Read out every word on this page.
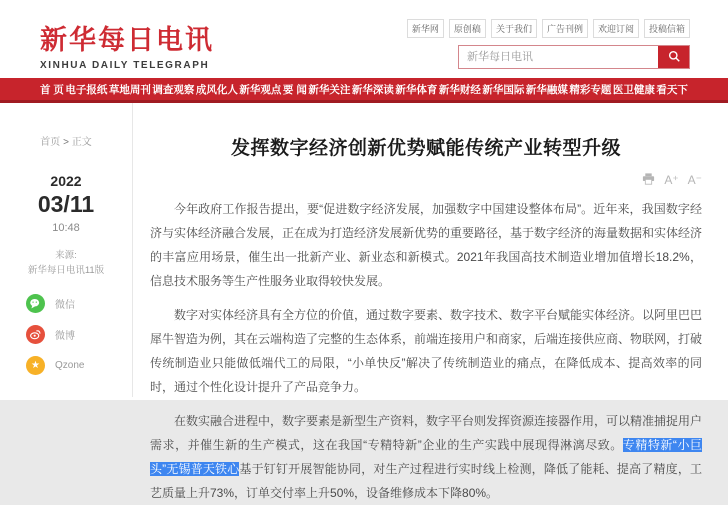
新华每日电讯
XINHUA DAILY TELEGRAPH
新华网	原创稿	关于我们	广告刊例	欢迎订阅	投稿信箱
新华每日电讯
首 页 电子报纸 草地周刊 调查观察 成风化人 新华观点 要 闻 新华关注 新华深读 新华体育 新华财经 新华国际 新华融媒 精彩专题 医卫健康 看天下
首页 > 正文
2022
03/11
10:48
来源:
新华每日电讯11版
微信
微博
★	Qzone
发挥数字经济创新优势赋能传统产业转型升级
A⁺ A⁻

今年政府工作报告提出，要“促进数字经济发展，加强数字中国建设整体布局”。近年来，我国数字经济与实体经济融合发展，正在成为打造经济发展新优势的重要路径，基于数字经济的海量数据和实体经济的丰富应用场景，催生出一批新产业、新业态和新模式。2021年我国高技术制造业增加值增长18.2%，信息技术服务等生产性服务业取得较快发展。

数字对实体经济具有全方位的价值，通过数字要素、数字技术、数字平台赋能实体经济。以阿里巴巴犀牛智造为例，其在云端构造了完整的生态体系，前端连接用户和商家，后端连接供应商、物联网，打破传统制造业只能做低端代工的局限，“小单快反”解决了传统制造业的痛点，在降低成本、提高效率的同时，通过个性化设计提升了产品竞争力。

在数实融合进程中，数字要素是新型生产资料，数字平台则发挥资源连接器作用，可以精准捕捉用户需求，并催生新的生产模式，这在我国“专精特新”企业的生产实践中展现得淋漓尽致。专精特新“小巨头”无锡普天铁心基于钉钉开展智能协同，对生产过程进行实时线上检测，降低了能耗、提高了精度，工艺质量上升73%，订单交付率上升50%，设备维修成本下降80%。
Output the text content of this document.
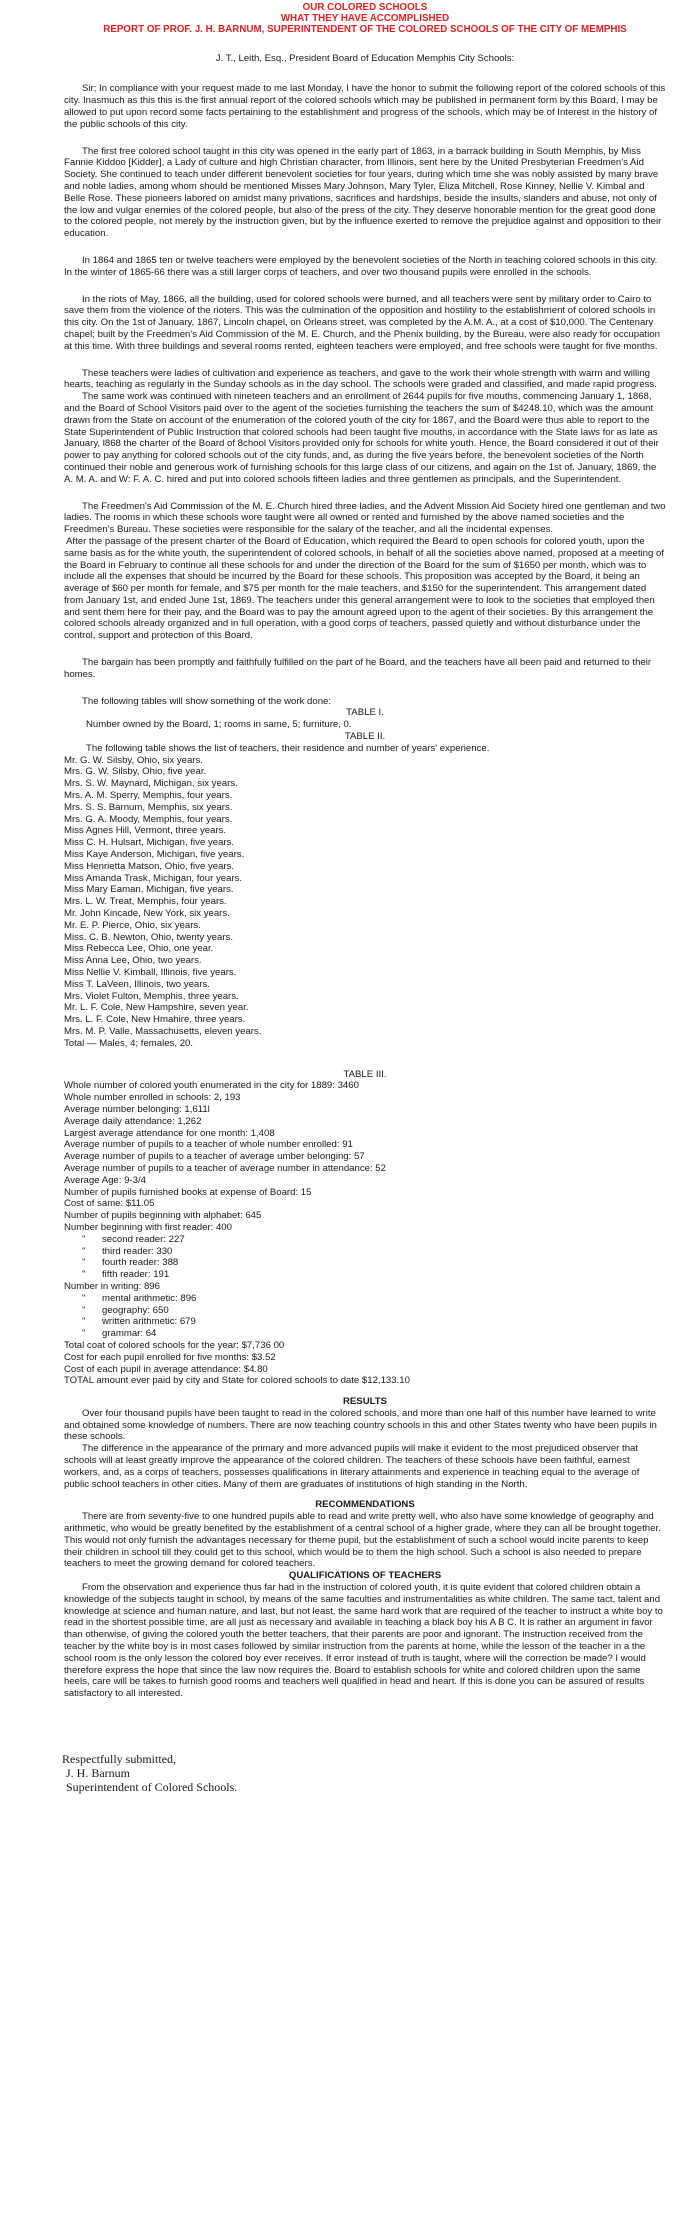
OUR COLORED SCHOOLS
WHAT THEY HAVE ACCOMPLISHED
REPORT OF PROF. J. H. BARNUM, SUPERINTENDENT OF THE COLORED SCHOOLS OF THE CITY OF MEMPHIS
J. T., Leith, Esq., President Board of Education Memphis City Schools:

Sir; In compliance with your request made to me last Monday, I have the honor to submit the following report of the colored schools of this city. Inasmuch as this this is the first annual report of the colored schools which may be published in permanent form by this Board, I may be allowed to put upon record some facts pertaining to the establishment and progress of the schools, which may be of Interest in the history of the public schools of this city.

The first free colored school taught in this city was opened in the early part of 1863, in a barrack building in South Memphis, by Miss Fannie Kiddoo [Kidder], a Lady of culture and high Christian character, from Illinois, sent here by the United Presbyterian Freedmen's Aid Society. She continued to teach under different benevolent societies for four years, during which time she was nobly assisted by many brave and noble ladies, among whom should be mentioned Misses Mary Johnson, Mary Tyler, Eliza Mitchell, Rose Kinney, Nellie V. Kimbal and Belle Rose. These pioneers labored on amidst many privations, sacrifices and hardships, beside the insults, slanders and abuse, not only of the low and vulgar enemies of the colored people, but also of the press of the city. They deserve honorable mention for the great good done to the colored people, not merely by the instruction given, but by the influence exerted to remove the prejudice against and opposition to their education.

In 1864 and 1865 ten or twelve teachers were employed by the benevolent societies of the North in teaching colored schools in this city. In the winter of 1865-66 there was a still larger corps of teachers, and over two thousand pupils were enrolled in the schools.

In the riots of May, 1866, all the building, used for colored schools were burned, and all teachers were sent by military order to Cairo to save them from the violence of the rioters. This was the culmination of the opposition and hostility to the establishment of colored schools in this city. On the 1st of January, 1867, Lincoln chapel, on Orleans street, was completed by the A.M. A., at a cost of $10,000. The Centenary chapel; built by the Freedmen's Aid Commission of the M. E. Church, and the Phenix building, by the Bureau, were also ready for occupation at this time. With three buildings and several rooms rented, eighteen teachers were employed, and free schools were taught for five months.

These teachers were ladies of cultivation and experience as teachers, and gave to the work their whole strength with warm and willing hearts, teaching as regularly in the Sunday schools as in the day school. The schools were graded and classified, and made rapid progress.

The same work was continued with nineteen teachers and an enrollment of 2644 pupils for five mouths, commencing January 1, 1868, and the Board of School Visitors paid over to the agent of the societies furnishing the teachers the sum of $4248.10, which was the amount drawn from the State on account of the enumeration of the colored youth of the city for 1867, and the Board were thus able to report to the State Superintendent of Public Instruction that colored schools had been taught five mouths, in accordance with the State laws for as late as January, l868 the charter of the Board of 8chool Visitors provided only for schools for white youth. Hence, the Board considered it out of their power to pay anything for colored schools out of the city funds, and, as during the five years before, the benevolent societies of the North continued their noble and generous work of furnishing schools for this large class of our citizens, and again on the 1st of. January, 1869, the A. M. A. and W: F. A. C. hired and put into colored schools fifteen ladies and three gentlemen as principals, and the Superintendent.

The Freedmen's Aid Commission of the M. E. Church hired three ladies, and the Advent Mission Aid Society hired one gentleman and two ladies. The rooms in which these schools wore taught were all owned or rented and furnished by the above named societies and the Freedmen's Bureau. These societies were responsible for the salary of the teacher, and all the incidental expenses.

After the passage of the present charter of the Board of Education, which required the Beard to open schools for colored youth, upon the same basis as for the white youth, the superintendent of colored schools, in behalf of all the societies above named, proposed at a meeting of the Board in February to continue all these schools for and under the direction of the Board for the sum of $1650 per month, which was to include all the expenses that should be incurred by the Board for these schools. This proposition was accepted by the Board, it being an average of $60 per month for female, and $75 per month for the male teachers, and $150 for the superintendent. This arrangement dated from January 1st, and ended June 1st, 1869. The teachers under this general arrangement were to look to the societies that employed then and sent them here for their pay, and the Board was to pay the amount agreed upon to the agent of their societies. By this arrangement the colored schools already organized and in full operation, with a good corps of teachers, passed quietly and without disturbance under the control, support and protection of this Board.

The bargain has been promptly and faithfully fulfilled on the part of he Board, and the teachers have all been paid and returned to their homes.

The following tables will show something of the work done:

TABLE I.
Number owned by the Board, 1; rooms in same, 5; furniture, 0.
TABLE II.
The following table shows the list of teachers, their residence and number of years' experience.
Mr. G. W. Silsby, Ohio, six years.
Mrs. G. W. Silsby, Ohio, five year.
Mrs. S. W. Maynard, Michigan, six years.
Mrs. A. M. Sperry, Memphis, four years.
Mrs. S. S. Barnum, Memphis, six years.
Mrs. G. A. Moody, Memphis, four years.
Miss Agnes Hill, Vermont, three years.
Miss C. H. Hulsart, Michigan, five years.
Miss Kaye Anderson, Michigan, five years.
Miss Henrietta Matson, Ohio, five years.
Miss Amanda Trask, Michigan, four years.
Miss Mary Eaman, Michigan, five years.
Mrs. L. W. Treat, Memphis, four years.
Mr. John Kincade, New York, six years.
Mr. E. P. Pierce, Ohio, six years.
Miss. C. B. Newton, Ohio, twenty years.
Miss Rebecca Lee, Ohio, one year.
Miss Anna Lee, Ohio, two years.
Miss Nellie V. Kimball, Illinois, five years.
Miss T. LaVeen, Illinois, two years.
Mrs. Violet Fulton, Memphis, three years.
Mr. L. F. Cole, New Hampshire, seven year.
Mrs. L. F. Cole, New Hmahire, three years.
Mrs. M. P. Valle, Massachusetts, eleven years.
Total — Males, 4; females, 20.
TABLE III.
Whole number of colored youth enumerated in the city for 1889: 3460
Whole number enrolled in schools: 2, 193
Average number belonging: 1,611l
Average daily attendance: 1,262
Largest average attendance for one month: 1,408
Average number of pupils to a teacher of whole number enrolled: 91
Average number of pupils to a teacher of average umber belonging: 57
Average number of pupils to a teacher of average number in attendance: 52
Average Age: 9-3/4
Number of pupils furnished books at expense of Board: 15
Cost of same: $11.05
Number of pupils beginning with alphabet: 645
Number beginning with first reader: 400
" second reader: 227
" third reader: 330
" fourth reader: 388
" fifth reader: 191
Number in writing: 896
" mental arithmetic: 896
" geography: 650
" written arithmetic: 679
" grammar: 64
Total coat of colored schools for the year: $7,736 00
Cost for each pupil enrolled for five months: $3.52
Cost of each pupil in average attendance: $4.80
TOTAL amount ever paid by city and State for colored schools to date $12,133.10
RESULTS

Over four thousand pupils have been taught to read in the colored schools, and more than one half of this number have learned to write and obtained some knowledge of numbers. There are now teaching country schools in this and other States twenty who have been pupils in these schools.

The difference in the appearance of the primary and more advanced pupils will make it evident to the most prejudiced observer that schools will at least greatly improve the appearance of the colored children. The teachers of these schools have been faithful, earnest workers, and, as a corps of teachers, possesses qualifications in literary attainments and experience in teaching equal to the average of public school teachers in other cities. Many of them are graduates of institutions of high standing in the North.

RECOMMENDATIONS

There are from seventy-five to one hundred pupils able to read and write pretty well, who also have some knowledge of geography and arithmetic, who would be greatly benefited by the establishment of a central school of a higher grade, where they can all be brought together. This would not only furnish the advantages necessary for theme pupil, but the establishment of such a school would incite parents to keep their children in school till they could get to this school, which would be to them the high school. Such a school is also needed to prepare teachers to meet the growing demand for colored teachers.

QUALIFICATIONS OF TEACHERS

From the observation and experience thus far had in the instruction of colored youth, it is quite evident that colored children obtain a knowledge of the subjects taught in school, by means of the same faculties and instrumentalities as white children. The same tact, talent and knowledge at science and human nature, and last, but not least, the same hard work that are required of the teacher to instruct a white boy to read in the shortest possible time, are all just as necessary and available in teaching a black boy his A B C. It is rather an argument in favor than otherwise, of giving the colored youth the better teachers, that their parents are poor and ignorant. The instruction received from the teacher by the white boy is in most cases followed by similar instruction from the parents at home, while the lesson of the teacher in a the school room is the only lesson the colored boy ever receives. If error instead of truth is taught, where will the correction be made? I would therefore express the hope that since the law now requires the. Board to establish schools for white and colored children upon the same heels, care will be takes to furnish good rooms and teachers well qualified in head and heart. If this is done you can be assured of results satisfactory to all interested.

Respectfully submitted,
J. H. Barnum
Superintendent of Colored Schools.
==========
● YOUR TASK: Out of the preceding entries, pull every line containing the string "expenses".

● REPLY:
The Freedmen's Aid Commission of the M. E. Church hired three ladies, and the Advent Mission Aid Society hired one gentleman and two ladies. The rooms in which these schools wore taught were all owned or rented and furnished by the above named societies and the Freedmen's Bureau. These societies were responsible for the salary of the teacher, and all the incidental expenses.
After the passage of the present charter of the Board of Education, which required the Beard to open schools for colored youth, upon the same basis as for the white youth, the superintendent of colored schools, in behalf of all the societies above named, proposed at a meeting of the Board in February to continue all these schools for and under the direction of the Board for the sum of $1650 per month, which was to include all the expenses that should be incurred by the Board for these schools. This proposition was accepted by the Board, it being an average of $60 per month for female, and $75 per month for the male teachers, and $150 for the superintendent. This arrangement dated from January 1st, and ended June 1st, 1869. The teachers under this general arrangement were to look to the societies that employed then and sent them here for their pay, and the Board was to pay the amount agreed upon to the agent of their societies. By this arrangement the colored schools already organized and in full operation, with a good corps of teachers, passed quietly and without disturbance under the control, support and protection of this Board.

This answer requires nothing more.